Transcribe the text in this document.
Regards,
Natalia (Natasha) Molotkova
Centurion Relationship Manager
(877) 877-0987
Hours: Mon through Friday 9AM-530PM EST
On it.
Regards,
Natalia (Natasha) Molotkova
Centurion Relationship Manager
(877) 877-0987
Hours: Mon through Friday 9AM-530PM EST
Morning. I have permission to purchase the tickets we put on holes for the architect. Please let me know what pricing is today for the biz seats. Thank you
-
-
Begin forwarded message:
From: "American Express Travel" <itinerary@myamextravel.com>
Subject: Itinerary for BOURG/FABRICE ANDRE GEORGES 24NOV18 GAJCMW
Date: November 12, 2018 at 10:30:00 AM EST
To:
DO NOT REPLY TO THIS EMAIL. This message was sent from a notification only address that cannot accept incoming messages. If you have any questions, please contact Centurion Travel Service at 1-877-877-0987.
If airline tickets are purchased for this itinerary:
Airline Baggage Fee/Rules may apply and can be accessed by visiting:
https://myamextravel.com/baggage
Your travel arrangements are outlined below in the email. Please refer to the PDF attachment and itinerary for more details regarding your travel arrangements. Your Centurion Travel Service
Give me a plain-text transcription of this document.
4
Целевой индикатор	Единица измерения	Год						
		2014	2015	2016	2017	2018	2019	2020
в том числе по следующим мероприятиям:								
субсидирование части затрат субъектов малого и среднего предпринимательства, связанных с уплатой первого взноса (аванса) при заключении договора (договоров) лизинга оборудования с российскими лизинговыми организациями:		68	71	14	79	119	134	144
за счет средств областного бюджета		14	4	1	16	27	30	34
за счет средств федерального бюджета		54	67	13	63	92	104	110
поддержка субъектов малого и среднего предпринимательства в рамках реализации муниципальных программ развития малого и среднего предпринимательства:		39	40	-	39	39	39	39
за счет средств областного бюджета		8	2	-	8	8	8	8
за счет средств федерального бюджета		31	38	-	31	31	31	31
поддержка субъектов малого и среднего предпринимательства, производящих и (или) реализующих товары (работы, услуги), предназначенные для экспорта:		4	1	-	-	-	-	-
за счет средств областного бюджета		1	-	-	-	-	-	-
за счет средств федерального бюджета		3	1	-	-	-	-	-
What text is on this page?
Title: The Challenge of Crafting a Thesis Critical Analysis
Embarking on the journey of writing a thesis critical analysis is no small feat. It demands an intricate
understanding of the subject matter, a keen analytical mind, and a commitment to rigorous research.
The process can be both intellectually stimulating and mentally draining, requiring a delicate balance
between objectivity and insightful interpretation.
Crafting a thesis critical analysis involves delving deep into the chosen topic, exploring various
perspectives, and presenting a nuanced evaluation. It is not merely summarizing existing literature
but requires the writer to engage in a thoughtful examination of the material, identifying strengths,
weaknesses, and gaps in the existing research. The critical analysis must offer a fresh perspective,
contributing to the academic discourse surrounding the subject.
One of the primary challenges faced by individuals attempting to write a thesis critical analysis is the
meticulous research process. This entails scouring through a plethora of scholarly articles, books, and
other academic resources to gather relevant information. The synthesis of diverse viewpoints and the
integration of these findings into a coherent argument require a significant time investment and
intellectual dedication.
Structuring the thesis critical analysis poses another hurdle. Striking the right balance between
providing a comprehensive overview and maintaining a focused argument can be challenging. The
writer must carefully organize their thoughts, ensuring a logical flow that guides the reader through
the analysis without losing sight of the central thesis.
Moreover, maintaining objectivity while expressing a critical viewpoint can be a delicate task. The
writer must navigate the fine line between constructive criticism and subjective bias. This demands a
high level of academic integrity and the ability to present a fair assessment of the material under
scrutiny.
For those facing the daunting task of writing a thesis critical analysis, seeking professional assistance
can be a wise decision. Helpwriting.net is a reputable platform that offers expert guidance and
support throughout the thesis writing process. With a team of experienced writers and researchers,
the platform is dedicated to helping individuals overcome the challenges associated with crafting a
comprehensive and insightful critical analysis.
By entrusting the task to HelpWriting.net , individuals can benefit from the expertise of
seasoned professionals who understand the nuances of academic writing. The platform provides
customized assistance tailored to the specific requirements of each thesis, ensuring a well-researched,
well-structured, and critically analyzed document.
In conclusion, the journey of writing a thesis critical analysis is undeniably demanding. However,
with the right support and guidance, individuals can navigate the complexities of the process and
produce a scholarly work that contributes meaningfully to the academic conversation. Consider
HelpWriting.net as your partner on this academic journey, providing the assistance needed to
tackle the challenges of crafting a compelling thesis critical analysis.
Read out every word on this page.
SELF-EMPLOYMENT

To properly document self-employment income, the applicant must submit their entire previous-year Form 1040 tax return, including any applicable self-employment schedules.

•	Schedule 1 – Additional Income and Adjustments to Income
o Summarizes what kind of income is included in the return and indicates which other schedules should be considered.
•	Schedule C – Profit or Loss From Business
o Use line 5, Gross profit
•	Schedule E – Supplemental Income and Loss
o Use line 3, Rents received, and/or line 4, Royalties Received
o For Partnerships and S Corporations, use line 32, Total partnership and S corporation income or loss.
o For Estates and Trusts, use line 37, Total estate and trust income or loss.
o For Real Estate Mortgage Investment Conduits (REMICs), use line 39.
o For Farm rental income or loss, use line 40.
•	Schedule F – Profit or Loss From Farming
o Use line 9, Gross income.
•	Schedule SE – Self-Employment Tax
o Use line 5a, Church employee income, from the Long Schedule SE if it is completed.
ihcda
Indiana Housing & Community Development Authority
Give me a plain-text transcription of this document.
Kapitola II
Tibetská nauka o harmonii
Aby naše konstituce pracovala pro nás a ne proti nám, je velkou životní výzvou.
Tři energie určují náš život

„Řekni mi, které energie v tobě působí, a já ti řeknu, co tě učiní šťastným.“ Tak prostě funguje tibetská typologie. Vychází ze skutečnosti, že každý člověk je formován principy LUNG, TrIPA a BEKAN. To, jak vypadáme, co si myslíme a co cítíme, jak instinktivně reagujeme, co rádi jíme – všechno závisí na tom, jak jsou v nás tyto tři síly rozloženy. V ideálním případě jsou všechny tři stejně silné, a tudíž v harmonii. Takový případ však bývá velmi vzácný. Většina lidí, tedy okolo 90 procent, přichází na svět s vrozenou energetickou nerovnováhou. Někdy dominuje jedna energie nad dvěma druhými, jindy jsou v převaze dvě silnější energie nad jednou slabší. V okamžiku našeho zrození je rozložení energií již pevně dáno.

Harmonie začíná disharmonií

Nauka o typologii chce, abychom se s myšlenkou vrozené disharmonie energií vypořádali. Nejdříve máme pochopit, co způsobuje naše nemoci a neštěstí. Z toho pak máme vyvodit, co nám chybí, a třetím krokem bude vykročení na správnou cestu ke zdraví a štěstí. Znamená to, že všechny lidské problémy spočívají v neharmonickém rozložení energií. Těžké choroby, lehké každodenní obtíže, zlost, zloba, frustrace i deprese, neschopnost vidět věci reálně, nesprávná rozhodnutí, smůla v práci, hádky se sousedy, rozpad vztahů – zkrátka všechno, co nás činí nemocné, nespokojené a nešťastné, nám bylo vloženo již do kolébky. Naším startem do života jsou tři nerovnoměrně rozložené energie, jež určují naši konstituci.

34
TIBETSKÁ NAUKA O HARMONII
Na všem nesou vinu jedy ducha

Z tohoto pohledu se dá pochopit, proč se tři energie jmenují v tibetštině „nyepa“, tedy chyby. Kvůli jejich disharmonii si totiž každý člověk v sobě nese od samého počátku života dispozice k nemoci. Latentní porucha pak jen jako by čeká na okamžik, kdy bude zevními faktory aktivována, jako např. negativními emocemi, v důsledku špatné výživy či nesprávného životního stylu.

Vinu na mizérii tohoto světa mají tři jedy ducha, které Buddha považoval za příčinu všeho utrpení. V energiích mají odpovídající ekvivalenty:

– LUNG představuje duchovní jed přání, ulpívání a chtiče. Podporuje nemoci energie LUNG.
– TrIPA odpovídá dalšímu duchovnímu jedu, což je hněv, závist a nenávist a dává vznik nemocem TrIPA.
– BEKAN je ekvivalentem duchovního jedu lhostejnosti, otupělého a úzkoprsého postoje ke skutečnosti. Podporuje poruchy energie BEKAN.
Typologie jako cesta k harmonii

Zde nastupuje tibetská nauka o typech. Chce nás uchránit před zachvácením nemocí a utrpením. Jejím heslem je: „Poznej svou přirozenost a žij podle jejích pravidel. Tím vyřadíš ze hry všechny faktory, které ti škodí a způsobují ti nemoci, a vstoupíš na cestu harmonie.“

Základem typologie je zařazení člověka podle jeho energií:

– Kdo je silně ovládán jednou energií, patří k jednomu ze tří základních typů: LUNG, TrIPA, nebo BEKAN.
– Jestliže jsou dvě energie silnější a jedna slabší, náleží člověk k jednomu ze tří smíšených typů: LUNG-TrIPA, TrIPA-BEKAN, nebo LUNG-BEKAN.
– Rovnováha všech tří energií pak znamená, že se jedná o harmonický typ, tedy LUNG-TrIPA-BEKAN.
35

----

WHAT IS BEING ASKED
Pick out all lines from the data above in which the word "that" appears.

EXPECTED OUTPUT
DO NOT REPLY TO THIS EMAIL. This message was sent from a notification only address that cannot accept incoming messages. If you have any questions, please contact Centurion Travel Service at 1-877-877-0987.
writer must carefully organize their thoughts, ensuring a logical flow that guides the reader through
can be a wise decision. Helpwriting.net is a reputable platform that offers expert guidance and
produce a scholarly work that contributes meaningfully to the academic conversation. Consider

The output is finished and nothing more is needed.